Below are the records; copy each line in them that holds the word "header".

⟨

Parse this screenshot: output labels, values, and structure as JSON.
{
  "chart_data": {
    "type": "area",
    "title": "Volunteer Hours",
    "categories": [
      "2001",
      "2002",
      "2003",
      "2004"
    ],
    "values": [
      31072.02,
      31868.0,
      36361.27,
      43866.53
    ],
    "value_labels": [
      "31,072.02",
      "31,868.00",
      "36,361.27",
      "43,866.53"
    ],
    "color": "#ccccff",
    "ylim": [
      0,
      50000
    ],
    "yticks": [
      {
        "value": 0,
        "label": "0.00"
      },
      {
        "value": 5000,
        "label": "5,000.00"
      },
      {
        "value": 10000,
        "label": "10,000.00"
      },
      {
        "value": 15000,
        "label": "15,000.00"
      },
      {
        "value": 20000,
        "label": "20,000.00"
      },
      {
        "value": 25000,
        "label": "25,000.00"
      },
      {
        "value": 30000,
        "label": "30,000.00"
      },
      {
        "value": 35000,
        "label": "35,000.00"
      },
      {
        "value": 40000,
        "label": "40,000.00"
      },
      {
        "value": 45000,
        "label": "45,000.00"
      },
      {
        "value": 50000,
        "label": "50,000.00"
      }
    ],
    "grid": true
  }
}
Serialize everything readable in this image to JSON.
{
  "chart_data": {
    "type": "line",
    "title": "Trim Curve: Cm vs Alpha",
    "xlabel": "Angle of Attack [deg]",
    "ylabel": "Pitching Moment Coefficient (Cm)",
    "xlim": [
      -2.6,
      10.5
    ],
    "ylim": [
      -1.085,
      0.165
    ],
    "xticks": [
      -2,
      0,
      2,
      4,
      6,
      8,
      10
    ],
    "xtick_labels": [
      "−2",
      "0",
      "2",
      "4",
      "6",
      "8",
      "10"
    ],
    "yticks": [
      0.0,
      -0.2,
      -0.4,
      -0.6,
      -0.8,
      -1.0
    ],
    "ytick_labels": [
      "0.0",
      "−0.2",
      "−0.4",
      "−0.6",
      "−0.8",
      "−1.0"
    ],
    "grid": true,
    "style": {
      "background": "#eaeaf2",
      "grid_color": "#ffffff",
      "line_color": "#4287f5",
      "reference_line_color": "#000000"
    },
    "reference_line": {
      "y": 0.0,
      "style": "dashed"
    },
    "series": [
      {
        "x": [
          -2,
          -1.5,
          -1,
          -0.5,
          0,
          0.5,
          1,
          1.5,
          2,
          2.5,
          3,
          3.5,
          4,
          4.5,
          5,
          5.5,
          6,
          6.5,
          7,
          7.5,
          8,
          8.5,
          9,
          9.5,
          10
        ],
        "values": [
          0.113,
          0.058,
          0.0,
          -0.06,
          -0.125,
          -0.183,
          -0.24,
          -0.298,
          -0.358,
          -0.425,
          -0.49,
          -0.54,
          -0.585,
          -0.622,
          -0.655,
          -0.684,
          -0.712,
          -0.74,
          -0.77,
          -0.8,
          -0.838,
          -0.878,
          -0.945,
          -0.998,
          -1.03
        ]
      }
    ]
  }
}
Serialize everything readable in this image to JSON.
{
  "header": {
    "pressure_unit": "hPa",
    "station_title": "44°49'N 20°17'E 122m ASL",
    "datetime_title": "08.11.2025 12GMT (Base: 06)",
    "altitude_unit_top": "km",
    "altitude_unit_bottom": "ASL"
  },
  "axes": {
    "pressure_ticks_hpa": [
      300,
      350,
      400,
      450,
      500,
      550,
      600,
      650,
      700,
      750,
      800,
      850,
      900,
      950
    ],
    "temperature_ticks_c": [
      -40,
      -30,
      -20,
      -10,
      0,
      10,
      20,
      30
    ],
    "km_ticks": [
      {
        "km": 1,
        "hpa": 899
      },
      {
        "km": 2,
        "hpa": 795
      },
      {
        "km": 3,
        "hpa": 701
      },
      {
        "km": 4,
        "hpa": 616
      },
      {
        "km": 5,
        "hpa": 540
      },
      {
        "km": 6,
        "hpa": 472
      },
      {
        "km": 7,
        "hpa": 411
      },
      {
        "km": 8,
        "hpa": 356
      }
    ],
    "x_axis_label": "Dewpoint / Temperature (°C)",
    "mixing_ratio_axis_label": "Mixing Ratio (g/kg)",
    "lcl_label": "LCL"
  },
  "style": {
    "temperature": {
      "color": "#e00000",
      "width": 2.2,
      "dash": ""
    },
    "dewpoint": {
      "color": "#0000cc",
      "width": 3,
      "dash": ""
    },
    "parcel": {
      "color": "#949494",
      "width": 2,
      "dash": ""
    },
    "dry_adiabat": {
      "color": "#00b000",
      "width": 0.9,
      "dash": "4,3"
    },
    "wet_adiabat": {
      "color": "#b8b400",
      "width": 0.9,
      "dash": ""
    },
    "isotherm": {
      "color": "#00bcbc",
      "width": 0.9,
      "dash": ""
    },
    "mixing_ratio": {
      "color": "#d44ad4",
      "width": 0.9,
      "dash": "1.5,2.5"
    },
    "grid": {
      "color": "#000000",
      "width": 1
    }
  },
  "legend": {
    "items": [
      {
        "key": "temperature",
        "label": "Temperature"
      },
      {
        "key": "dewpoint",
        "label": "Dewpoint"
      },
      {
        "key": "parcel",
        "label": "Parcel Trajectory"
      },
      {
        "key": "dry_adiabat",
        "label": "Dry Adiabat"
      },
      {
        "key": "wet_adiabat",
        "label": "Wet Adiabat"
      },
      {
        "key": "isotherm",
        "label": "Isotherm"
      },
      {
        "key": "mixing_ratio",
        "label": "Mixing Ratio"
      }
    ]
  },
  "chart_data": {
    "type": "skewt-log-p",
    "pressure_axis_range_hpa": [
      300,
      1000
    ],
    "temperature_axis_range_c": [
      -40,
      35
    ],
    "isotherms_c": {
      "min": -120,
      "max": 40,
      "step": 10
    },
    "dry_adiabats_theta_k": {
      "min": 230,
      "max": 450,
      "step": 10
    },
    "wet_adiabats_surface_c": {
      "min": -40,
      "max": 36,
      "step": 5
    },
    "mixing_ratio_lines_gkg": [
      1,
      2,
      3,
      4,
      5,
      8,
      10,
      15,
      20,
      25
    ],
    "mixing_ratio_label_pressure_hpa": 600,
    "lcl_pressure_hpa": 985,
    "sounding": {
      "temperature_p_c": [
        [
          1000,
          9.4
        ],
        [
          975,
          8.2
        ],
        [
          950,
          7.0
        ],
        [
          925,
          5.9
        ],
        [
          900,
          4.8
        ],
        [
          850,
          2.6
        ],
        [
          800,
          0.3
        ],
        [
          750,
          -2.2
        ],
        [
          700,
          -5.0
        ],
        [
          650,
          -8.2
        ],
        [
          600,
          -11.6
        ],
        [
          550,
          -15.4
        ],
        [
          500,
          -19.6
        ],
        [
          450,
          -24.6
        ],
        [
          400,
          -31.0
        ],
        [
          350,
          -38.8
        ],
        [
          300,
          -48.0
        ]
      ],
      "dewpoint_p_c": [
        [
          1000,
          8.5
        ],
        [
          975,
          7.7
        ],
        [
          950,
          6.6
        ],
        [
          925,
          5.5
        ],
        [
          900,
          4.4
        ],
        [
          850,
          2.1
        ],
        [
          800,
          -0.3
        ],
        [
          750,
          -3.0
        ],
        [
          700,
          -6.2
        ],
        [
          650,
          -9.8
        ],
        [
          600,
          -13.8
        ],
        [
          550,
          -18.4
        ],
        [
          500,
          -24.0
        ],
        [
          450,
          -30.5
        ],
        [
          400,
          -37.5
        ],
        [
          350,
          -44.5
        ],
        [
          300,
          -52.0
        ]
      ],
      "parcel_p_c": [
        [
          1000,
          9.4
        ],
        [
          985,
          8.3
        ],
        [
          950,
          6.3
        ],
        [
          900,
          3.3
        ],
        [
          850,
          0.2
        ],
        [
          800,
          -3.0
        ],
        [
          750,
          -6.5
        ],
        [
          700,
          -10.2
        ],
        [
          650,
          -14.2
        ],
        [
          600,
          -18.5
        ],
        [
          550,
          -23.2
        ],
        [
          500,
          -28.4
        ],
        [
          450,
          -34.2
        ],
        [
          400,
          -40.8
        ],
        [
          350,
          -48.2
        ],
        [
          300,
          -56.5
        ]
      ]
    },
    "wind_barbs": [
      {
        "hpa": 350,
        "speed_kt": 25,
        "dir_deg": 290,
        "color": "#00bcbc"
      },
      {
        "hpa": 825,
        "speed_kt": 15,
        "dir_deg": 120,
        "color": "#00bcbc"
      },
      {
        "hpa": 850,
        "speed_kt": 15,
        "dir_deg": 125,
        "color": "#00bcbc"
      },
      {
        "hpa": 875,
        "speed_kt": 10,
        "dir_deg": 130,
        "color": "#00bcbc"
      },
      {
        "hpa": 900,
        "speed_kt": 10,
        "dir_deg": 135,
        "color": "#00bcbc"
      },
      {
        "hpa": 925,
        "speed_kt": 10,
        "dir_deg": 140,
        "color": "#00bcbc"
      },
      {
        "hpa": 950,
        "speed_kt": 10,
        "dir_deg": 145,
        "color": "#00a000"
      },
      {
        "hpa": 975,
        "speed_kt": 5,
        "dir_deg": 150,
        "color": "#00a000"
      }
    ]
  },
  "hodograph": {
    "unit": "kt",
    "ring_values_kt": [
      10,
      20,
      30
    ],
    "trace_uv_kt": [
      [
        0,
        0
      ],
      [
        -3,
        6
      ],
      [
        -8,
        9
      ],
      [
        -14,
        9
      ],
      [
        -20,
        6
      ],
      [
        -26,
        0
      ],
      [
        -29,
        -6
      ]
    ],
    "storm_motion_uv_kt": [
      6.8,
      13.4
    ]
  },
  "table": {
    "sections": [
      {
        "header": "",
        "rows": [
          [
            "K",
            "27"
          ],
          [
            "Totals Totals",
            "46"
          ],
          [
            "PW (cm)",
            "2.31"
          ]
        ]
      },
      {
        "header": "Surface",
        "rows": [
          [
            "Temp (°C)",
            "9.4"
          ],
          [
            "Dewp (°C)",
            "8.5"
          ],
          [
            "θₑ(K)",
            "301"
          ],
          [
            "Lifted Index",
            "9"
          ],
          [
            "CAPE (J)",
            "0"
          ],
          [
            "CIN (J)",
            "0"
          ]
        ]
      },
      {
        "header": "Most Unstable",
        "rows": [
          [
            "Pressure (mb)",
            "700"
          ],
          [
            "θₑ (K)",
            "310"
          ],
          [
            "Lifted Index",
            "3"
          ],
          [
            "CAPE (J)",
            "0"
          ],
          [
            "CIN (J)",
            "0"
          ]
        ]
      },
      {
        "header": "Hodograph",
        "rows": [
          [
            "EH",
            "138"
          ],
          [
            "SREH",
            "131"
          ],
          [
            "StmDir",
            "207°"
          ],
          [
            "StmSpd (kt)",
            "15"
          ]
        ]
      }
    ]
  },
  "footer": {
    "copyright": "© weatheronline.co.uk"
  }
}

⟩

_Answer to the task:_
  "header": {
        "header": "",
        "header": "Surface",
        "header": "Most Unstable",
        "header": "Hodograph",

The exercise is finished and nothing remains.